▶ _WHAT YOU SHOULD DO_
Tally how many lines of these entries hold the string "تلگرافی". Return the number alone.

==== LISTING ====

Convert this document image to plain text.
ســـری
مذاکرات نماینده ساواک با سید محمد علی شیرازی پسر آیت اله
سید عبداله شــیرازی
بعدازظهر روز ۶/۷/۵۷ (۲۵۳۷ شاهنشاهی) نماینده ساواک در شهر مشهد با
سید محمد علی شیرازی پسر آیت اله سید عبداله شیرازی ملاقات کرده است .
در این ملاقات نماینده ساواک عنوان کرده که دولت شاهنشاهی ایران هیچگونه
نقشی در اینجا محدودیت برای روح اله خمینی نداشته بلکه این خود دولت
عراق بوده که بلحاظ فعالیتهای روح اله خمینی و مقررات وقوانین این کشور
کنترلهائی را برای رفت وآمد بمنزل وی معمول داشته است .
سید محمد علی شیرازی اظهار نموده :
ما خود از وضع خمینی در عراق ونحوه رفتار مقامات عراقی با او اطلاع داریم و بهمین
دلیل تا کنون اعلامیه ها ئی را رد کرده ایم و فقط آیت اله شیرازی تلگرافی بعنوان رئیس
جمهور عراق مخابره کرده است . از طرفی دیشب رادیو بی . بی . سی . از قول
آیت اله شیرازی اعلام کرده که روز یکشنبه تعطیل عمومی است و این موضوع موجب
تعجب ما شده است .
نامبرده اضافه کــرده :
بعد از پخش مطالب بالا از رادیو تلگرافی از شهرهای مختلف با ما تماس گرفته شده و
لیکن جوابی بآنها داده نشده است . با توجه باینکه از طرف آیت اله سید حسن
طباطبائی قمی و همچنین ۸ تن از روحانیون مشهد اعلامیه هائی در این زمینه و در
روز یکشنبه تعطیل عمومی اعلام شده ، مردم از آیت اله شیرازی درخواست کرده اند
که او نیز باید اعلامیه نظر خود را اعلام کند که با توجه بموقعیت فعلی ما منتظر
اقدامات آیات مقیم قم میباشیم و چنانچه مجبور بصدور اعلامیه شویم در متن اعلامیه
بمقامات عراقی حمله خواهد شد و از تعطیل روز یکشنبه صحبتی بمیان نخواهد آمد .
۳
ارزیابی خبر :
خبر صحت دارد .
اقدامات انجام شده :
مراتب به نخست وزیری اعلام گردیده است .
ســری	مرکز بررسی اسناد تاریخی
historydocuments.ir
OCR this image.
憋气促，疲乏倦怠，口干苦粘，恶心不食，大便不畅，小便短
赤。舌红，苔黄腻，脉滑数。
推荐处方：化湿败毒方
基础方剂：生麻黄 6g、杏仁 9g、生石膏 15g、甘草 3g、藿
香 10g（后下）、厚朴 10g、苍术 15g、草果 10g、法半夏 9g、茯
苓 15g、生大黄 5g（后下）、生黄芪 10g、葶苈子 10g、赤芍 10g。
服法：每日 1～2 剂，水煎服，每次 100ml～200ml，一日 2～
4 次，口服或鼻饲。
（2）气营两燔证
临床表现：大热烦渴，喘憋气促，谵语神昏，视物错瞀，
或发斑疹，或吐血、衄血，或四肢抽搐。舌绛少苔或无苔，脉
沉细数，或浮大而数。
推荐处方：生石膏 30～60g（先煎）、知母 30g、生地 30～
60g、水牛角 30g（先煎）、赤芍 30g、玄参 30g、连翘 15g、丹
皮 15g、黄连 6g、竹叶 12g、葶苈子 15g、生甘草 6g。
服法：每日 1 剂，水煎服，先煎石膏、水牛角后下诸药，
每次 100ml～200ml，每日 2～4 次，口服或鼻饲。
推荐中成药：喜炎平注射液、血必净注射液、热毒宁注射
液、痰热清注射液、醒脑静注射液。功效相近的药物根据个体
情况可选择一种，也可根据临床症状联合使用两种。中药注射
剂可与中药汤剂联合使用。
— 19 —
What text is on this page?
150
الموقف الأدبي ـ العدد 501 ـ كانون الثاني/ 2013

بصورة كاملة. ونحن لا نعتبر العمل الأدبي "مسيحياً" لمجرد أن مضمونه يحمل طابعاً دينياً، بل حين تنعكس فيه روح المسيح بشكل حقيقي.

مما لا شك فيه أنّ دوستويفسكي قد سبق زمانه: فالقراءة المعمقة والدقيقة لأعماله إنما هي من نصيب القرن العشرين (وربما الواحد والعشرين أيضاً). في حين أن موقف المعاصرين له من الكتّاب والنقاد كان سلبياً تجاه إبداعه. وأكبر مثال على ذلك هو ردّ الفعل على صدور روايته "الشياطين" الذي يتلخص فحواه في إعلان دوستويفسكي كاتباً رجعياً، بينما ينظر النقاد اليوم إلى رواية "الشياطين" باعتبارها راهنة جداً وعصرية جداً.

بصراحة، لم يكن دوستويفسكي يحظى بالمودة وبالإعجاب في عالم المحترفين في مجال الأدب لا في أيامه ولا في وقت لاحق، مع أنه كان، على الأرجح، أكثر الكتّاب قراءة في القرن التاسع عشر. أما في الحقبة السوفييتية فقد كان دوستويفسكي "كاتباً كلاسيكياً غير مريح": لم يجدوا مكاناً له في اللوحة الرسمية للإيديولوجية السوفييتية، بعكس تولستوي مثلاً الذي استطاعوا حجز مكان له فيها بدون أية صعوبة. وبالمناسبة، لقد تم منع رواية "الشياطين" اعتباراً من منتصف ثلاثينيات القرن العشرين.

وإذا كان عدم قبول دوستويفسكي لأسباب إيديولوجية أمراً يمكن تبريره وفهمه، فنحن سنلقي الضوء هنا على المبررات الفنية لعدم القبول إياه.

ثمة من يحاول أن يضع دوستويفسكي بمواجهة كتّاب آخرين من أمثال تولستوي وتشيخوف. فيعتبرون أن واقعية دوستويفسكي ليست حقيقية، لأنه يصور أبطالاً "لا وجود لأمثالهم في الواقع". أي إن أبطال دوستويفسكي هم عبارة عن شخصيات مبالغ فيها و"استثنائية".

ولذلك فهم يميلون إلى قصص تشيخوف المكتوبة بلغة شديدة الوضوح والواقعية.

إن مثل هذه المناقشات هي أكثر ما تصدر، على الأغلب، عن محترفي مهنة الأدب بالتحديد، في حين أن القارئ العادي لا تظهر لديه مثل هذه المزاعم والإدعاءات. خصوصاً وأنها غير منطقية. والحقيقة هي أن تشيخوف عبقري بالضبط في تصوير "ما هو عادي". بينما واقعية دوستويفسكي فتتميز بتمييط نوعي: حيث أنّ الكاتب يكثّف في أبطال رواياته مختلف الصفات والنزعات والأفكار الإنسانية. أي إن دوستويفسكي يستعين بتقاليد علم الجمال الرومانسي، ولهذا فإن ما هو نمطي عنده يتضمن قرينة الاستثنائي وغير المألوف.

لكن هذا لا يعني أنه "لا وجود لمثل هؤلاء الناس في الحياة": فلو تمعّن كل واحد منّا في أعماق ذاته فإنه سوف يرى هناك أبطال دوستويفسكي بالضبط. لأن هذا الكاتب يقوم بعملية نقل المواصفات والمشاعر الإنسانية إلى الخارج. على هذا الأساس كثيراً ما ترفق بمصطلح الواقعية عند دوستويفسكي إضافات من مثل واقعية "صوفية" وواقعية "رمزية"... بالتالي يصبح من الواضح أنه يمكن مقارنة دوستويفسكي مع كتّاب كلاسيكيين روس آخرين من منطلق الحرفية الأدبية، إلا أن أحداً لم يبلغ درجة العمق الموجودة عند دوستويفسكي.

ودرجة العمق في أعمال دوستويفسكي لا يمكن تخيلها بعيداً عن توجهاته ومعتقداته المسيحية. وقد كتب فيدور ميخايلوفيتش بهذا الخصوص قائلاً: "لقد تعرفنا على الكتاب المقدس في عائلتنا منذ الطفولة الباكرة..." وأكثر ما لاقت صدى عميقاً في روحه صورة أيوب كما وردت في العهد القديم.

====

▶ _TASK SOLUTION_
2